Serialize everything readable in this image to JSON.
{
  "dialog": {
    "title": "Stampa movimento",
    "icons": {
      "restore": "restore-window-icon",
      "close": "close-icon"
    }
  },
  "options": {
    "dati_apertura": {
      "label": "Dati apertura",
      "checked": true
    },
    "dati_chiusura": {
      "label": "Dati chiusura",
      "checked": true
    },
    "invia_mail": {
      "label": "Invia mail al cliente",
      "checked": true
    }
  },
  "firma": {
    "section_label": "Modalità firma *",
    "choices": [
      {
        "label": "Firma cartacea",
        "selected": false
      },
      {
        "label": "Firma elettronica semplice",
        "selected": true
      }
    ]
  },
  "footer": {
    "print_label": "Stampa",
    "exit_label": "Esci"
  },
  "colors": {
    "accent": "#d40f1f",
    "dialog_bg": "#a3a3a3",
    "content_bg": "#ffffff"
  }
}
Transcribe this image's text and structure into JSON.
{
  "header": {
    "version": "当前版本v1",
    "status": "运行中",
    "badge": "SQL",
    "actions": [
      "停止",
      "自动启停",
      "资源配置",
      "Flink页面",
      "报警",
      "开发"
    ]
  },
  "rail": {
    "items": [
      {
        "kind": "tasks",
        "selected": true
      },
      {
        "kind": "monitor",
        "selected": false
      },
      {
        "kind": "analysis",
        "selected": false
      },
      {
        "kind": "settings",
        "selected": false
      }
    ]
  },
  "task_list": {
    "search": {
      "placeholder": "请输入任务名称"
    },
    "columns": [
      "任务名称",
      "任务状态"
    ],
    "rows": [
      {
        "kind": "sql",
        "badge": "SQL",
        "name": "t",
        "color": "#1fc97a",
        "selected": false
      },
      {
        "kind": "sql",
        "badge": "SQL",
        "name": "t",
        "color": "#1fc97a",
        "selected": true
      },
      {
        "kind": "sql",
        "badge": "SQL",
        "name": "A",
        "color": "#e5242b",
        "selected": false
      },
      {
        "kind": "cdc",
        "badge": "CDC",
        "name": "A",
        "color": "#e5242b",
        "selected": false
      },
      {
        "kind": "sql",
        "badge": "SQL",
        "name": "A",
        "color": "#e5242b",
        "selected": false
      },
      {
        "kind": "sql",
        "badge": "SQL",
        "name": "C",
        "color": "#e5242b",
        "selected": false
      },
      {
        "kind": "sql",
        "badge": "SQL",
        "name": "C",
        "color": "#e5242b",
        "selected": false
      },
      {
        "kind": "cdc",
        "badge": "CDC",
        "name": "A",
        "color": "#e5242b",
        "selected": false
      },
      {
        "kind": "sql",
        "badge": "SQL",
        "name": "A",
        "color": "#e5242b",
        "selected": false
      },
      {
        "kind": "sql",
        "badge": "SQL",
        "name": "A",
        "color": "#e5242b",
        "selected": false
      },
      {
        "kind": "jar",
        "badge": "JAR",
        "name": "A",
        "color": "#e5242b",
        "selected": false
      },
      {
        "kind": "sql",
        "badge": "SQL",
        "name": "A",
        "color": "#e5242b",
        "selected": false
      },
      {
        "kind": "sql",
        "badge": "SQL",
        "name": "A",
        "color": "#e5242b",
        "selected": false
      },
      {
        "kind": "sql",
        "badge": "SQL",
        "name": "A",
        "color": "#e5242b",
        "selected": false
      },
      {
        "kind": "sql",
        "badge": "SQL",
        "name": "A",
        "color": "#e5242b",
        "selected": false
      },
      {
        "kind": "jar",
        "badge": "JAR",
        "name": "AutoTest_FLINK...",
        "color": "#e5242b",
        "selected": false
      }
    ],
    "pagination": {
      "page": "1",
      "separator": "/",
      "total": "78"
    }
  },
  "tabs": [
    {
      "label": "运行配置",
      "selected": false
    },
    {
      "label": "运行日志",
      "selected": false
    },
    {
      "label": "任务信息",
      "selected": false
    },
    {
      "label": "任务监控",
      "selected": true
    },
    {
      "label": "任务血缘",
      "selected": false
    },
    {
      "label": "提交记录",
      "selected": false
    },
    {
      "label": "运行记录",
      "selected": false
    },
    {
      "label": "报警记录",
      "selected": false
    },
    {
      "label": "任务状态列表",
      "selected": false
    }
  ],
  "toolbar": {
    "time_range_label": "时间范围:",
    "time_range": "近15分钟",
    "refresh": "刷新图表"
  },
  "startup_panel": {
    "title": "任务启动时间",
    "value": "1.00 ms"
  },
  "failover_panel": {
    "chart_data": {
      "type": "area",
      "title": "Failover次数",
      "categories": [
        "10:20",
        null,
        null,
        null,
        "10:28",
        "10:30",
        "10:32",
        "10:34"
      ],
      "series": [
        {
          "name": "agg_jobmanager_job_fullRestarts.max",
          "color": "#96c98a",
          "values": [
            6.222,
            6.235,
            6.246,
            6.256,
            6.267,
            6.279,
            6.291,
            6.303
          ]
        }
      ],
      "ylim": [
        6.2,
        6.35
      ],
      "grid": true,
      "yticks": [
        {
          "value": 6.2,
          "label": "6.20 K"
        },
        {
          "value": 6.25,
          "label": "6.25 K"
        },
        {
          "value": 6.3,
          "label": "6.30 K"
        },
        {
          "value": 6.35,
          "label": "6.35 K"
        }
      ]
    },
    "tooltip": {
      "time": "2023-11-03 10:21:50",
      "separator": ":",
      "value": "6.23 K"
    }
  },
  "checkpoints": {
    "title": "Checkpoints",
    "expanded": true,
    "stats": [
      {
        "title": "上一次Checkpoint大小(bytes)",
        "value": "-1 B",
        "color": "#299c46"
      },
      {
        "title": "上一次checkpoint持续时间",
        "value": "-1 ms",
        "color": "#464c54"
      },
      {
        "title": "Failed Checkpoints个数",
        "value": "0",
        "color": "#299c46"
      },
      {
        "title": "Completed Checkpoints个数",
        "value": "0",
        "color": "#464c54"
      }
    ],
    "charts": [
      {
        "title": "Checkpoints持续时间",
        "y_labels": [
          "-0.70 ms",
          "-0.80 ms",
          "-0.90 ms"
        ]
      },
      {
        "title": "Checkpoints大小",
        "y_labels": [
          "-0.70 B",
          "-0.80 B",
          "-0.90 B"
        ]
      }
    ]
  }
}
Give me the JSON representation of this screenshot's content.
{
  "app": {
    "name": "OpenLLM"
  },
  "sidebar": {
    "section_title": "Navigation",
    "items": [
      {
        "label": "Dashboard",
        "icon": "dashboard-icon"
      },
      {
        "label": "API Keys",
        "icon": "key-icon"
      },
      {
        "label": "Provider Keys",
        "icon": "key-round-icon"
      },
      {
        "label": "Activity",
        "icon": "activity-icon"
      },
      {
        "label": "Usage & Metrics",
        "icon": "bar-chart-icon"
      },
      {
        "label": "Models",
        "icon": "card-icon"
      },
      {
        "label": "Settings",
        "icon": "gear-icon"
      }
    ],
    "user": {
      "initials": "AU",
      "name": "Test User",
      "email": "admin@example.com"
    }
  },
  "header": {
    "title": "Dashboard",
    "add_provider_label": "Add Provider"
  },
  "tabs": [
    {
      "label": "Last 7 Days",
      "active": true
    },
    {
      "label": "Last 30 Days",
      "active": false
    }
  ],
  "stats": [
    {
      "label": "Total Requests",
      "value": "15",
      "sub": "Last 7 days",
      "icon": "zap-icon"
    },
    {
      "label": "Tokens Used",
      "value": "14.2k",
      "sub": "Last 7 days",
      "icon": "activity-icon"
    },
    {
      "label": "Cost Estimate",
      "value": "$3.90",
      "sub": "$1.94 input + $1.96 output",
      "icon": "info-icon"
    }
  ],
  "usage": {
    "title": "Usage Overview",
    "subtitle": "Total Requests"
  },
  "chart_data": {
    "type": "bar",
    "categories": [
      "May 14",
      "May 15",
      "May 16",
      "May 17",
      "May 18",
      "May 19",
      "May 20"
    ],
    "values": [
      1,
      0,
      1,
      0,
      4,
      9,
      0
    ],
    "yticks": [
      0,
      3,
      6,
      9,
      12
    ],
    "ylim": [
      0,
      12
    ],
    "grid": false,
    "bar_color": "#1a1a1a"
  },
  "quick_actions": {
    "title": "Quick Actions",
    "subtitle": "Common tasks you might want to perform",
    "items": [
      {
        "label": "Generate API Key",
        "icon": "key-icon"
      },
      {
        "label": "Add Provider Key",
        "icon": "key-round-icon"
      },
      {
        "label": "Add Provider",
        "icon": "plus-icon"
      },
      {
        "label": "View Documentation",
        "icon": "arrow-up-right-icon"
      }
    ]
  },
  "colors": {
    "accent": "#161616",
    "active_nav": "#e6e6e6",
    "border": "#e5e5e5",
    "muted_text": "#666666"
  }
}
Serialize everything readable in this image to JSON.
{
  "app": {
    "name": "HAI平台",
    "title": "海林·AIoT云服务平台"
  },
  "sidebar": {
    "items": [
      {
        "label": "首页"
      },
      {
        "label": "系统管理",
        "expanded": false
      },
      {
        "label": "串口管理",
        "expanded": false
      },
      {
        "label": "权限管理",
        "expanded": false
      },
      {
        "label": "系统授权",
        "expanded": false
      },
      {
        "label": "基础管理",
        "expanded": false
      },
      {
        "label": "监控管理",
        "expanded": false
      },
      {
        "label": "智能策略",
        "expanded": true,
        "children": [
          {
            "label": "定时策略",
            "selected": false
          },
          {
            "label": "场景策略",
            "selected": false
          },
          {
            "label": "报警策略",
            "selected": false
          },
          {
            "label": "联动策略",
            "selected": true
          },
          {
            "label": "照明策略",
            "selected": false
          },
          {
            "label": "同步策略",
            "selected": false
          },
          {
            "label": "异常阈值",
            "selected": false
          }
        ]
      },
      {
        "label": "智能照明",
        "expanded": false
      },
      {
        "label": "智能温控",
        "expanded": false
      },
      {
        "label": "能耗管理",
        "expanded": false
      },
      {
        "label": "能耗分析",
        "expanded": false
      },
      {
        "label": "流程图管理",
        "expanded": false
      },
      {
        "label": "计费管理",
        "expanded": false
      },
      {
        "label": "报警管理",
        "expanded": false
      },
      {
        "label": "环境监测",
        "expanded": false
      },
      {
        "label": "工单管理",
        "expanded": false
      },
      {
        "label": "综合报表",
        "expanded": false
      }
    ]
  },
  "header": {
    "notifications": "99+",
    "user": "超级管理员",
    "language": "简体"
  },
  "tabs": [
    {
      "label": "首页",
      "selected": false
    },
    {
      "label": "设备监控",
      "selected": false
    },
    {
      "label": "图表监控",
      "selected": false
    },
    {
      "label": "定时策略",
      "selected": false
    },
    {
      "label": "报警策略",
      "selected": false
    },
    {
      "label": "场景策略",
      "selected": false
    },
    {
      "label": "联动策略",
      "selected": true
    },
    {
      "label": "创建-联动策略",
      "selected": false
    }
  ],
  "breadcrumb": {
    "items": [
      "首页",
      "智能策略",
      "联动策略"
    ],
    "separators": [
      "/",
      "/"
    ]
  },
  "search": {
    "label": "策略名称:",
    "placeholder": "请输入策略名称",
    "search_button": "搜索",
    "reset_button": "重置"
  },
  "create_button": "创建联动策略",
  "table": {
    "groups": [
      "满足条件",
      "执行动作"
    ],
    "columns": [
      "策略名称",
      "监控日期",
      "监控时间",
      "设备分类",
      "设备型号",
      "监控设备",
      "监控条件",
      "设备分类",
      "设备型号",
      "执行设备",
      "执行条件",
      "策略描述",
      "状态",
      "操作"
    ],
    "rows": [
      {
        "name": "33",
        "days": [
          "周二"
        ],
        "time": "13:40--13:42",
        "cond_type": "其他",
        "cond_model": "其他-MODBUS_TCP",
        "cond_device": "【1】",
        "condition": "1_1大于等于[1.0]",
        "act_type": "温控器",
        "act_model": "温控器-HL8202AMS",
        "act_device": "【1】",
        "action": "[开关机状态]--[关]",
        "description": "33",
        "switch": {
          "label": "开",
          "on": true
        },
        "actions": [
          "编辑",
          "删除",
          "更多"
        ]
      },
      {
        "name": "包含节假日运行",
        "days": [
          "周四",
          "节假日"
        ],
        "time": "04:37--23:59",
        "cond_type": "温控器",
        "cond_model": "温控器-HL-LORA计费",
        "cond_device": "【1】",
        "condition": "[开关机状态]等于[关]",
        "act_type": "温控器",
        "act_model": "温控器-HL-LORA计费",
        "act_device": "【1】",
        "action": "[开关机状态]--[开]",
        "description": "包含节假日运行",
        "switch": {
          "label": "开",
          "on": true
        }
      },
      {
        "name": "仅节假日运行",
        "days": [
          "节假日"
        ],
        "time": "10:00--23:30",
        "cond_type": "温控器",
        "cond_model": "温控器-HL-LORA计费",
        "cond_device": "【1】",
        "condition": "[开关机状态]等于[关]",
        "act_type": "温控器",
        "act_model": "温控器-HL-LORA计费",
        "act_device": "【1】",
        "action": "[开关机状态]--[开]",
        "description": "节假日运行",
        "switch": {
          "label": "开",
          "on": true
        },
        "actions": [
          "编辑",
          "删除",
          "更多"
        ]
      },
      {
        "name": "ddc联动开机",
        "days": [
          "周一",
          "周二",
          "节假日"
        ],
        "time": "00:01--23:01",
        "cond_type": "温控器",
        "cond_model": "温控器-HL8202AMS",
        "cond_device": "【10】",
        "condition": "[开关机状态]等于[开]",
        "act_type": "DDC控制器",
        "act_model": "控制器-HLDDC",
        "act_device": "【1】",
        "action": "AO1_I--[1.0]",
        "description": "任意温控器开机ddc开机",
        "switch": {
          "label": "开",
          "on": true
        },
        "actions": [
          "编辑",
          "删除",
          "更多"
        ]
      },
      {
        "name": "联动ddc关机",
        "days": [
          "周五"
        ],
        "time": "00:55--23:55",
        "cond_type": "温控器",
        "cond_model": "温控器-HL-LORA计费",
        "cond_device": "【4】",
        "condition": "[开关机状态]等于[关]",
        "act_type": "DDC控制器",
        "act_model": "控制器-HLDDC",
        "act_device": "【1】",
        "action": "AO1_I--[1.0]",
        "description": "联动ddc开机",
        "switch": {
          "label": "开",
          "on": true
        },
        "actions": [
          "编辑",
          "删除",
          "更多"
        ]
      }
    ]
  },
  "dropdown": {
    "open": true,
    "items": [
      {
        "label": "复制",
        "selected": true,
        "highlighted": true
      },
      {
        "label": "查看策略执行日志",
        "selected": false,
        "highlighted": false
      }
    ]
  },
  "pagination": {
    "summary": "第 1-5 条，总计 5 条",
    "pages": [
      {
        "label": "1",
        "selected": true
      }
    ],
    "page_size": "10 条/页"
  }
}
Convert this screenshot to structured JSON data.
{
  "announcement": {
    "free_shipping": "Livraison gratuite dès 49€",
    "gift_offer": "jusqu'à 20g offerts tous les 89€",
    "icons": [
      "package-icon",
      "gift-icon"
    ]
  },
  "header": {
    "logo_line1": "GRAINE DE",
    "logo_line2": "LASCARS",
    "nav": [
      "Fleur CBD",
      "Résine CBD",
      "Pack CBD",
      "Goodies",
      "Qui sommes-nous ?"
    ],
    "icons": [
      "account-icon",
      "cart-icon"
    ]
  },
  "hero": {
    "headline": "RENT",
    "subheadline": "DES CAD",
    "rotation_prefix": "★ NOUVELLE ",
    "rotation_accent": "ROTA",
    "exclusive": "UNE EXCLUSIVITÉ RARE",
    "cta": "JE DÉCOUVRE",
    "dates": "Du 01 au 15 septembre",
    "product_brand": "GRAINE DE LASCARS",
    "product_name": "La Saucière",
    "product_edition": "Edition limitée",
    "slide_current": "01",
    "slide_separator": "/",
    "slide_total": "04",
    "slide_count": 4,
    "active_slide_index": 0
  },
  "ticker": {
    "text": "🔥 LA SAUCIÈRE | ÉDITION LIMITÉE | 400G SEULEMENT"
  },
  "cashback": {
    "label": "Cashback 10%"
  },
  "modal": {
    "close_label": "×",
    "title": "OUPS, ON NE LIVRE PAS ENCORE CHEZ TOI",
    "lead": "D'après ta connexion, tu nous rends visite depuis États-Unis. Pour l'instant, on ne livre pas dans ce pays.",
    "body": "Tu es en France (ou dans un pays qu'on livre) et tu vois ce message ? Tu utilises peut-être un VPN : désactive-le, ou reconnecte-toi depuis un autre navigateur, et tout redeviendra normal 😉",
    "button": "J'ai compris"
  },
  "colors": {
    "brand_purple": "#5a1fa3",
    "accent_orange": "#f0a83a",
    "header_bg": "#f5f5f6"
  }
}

++++++++++++++++++++

> _TASK INSTRUCTIONS_: Check each line above for the word "description" and say how many have it, with nothing else.

> _WRITTEN ANSWER_: 5